:: AVAILABLE RECORDS ::

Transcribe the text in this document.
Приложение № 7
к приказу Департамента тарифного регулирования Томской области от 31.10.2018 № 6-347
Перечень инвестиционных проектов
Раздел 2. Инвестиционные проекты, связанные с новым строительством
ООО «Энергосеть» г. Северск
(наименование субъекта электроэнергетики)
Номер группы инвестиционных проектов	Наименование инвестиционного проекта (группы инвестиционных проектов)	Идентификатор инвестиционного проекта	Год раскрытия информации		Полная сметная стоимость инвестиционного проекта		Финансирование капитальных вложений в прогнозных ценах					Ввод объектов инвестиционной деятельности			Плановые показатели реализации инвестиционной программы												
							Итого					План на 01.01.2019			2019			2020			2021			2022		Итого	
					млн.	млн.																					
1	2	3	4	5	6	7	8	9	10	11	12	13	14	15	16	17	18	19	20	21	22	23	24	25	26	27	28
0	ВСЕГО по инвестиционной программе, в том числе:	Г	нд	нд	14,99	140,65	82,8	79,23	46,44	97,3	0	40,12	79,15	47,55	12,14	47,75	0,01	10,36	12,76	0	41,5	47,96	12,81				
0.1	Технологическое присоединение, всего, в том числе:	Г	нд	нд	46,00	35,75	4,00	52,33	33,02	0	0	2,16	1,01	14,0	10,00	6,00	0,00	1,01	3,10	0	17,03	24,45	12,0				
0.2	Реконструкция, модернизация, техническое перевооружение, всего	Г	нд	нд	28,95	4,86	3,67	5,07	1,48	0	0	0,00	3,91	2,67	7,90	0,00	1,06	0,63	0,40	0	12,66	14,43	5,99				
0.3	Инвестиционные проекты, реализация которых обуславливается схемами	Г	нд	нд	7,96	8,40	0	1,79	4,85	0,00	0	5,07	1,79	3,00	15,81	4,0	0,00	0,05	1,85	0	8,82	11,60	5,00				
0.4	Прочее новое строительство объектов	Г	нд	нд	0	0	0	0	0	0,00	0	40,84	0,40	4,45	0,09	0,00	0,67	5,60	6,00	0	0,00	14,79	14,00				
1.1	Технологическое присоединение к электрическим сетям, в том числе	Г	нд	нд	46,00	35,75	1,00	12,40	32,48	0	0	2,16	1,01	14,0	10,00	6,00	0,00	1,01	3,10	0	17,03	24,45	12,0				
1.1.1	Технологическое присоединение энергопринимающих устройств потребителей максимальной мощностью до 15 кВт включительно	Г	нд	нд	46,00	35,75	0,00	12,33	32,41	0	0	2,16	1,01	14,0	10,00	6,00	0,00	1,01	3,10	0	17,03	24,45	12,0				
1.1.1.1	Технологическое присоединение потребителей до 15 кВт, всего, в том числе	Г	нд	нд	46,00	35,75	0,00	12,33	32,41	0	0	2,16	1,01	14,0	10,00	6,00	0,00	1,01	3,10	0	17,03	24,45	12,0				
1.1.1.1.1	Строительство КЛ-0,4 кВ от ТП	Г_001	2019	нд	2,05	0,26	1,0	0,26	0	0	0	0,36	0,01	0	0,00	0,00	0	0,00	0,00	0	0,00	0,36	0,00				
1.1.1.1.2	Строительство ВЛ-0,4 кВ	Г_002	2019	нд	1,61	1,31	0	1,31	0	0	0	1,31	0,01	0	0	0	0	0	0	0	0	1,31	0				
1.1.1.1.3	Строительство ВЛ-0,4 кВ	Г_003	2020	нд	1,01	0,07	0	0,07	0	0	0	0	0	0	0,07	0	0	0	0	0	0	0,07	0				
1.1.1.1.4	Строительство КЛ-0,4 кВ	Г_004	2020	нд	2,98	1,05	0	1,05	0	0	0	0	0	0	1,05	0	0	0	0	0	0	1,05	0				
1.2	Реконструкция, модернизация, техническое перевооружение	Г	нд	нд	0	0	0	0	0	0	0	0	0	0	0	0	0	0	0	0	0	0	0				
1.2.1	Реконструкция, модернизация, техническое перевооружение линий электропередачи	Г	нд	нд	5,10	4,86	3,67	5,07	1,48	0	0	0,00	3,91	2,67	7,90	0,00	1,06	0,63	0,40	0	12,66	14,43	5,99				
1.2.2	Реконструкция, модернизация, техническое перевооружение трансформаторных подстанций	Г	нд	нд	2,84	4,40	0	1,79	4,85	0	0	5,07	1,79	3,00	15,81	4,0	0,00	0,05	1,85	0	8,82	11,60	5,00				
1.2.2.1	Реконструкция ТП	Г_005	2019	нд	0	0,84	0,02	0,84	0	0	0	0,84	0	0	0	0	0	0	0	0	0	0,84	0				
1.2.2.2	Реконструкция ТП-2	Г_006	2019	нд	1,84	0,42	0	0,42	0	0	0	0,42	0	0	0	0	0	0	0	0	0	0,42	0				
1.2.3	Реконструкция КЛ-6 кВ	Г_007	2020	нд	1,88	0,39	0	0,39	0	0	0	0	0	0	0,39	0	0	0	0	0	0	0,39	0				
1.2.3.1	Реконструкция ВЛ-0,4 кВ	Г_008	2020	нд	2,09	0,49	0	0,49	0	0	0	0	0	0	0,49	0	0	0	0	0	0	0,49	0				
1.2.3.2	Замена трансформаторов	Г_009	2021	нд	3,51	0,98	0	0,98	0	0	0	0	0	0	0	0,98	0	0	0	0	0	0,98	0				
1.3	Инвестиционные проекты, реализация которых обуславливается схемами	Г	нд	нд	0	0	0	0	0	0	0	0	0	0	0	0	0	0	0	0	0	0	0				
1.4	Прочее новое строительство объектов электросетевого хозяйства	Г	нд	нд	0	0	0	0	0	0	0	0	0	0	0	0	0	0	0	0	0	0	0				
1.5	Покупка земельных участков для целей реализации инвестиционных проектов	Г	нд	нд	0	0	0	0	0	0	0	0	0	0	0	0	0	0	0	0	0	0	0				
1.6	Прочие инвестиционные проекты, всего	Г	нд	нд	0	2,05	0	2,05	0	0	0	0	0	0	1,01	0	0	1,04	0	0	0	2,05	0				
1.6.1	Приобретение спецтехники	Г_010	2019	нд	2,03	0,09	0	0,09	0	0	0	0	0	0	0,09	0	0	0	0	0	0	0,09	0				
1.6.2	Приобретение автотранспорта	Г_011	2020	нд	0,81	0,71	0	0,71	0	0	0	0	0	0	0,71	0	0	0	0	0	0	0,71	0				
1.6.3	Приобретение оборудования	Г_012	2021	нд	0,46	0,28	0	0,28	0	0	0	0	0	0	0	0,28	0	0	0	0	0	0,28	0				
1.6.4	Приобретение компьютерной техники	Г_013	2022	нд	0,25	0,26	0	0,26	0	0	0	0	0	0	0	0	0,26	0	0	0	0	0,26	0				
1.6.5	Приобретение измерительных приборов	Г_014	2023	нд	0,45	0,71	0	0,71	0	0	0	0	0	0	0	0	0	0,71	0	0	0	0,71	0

:::

> [INSTRUCTION]:
Find the lines with the string "потребителей" and reproduce them.

> [RESPONSE]:
1.1.1	Технологическое присоединение энергопринимающих устройств потребителей максимальной мощностью до 15 кВт включительно	Г	нд	нд	46,00	35,75	0,00	12,33	32,41	0	0	2,16	1,01	14,0	10,00	6,00	0,00	1,01	3,10	0	17,03	24,45	12,0				
1.1.1.1	Технологическое присоединение потребителей до 15 кВт, всего, в том числе	Г	нд	нд	46,00	35,75	0,00	12,33	32,41	0	0	2,16	1,01	14,0	10,00	6,00	0,00	1,01	3,10	0	17,03	24,45	12,0				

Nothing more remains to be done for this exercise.